AIM:
Count how many lines in the material below hold the word "FUNCTION"; the reply is that number alone.

───── GIVEN RECORDS ─────

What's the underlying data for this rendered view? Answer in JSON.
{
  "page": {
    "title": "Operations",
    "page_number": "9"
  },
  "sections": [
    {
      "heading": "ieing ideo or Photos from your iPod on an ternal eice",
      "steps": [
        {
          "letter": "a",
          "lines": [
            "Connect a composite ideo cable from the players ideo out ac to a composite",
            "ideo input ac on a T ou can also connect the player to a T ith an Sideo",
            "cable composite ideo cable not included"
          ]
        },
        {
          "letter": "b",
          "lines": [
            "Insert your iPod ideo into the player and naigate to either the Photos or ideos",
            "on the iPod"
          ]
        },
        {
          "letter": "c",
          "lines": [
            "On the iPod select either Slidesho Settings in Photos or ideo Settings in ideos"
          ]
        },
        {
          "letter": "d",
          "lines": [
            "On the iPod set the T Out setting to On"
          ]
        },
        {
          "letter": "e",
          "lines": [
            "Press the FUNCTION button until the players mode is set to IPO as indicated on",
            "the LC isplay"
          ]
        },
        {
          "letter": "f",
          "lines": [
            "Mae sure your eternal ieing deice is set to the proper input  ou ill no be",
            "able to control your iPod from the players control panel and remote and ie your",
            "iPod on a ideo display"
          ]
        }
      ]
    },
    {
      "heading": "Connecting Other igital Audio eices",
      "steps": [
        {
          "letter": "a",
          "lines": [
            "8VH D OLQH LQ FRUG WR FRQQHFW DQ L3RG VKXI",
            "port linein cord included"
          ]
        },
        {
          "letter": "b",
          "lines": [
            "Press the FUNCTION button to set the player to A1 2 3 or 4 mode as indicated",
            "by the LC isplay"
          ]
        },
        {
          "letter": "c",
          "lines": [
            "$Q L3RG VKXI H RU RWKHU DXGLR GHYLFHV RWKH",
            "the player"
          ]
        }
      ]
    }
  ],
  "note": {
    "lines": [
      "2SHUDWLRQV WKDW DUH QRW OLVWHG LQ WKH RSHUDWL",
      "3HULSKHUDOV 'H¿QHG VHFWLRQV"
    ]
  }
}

─────

FINISHED EXERCISE:
2